Record set:

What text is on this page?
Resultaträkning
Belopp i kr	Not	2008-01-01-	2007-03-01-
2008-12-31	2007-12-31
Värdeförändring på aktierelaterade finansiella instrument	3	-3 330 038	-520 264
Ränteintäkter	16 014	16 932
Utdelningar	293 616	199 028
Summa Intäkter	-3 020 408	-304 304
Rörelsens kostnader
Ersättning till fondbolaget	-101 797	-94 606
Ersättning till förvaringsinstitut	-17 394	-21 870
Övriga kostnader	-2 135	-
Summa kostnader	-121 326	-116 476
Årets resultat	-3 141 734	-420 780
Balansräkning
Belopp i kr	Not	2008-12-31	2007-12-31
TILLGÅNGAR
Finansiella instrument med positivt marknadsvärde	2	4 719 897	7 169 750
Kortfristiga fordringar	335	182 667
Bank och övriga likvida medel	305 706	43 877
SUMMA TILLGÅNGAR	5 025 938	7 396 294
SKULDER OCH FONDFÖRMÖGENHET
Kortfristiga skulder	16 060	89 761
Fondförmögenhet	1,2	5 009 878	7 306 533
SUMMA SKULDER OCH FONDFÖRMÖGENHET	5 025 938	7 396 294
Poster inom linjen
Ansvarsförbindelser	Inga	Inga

--

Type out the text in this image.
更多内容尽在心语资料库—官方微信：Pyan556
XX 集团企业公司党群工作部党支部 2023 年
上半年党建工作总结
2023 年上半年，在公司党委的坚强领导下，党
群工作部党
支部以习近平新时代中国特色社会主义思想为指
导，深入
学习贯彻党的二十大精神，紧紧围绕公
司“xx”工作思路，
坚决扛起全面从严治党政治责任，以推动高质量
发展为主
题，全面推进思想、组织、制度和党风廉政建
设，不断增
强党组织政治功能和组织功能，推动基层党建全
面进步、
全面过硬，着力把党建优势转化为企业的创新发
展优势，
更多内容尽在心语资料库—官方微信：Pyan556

* * *

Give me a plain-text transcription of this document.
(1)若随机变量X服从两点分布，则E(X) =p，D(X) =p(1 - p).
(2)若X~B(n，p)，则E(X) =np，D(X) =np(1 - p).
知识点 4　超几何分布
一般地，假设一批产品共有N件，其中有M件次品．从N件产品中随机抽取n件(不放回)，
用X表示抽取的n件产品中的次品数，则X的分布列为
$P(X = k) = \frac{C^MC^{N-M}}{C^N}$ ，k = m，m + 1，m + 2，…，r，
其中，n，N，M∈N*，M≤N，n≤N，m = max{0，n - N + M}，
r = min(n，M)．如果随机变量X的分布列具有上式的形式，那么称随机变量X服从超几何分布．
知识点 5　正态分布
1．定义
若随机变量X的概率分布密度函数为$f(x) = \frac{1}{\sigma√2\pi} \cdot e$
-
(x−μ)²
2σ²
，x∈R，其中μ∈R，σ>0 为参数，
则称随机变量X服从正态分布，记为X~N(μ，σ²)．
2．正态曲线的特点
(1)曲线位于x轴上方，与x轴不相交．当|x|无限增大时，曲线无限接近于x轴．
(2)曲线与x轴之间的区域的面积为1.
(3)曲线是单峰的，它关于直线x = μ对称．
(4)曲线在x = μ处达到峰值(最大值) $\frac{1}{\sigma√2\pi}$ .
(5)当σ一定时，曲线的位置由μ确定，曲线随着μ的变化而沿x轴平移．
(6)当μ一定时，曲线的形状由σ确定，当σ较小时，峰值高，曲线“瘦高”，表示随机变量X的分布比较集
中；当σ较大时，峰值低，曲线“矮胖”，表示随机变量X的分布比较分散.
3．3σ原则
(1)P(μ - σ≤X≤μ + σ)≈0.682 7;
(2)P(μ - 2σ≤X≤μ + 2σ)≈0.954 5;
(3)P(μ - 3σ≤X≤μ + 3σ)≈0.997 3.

Stated goal:
Copy out each line in the listing that has the word "Belopp".

Full solution:
Belopp i kr	Not	2008-01-01-	2007-03-01-
Belopp i kr	Not	2008-12-31	2007-12-31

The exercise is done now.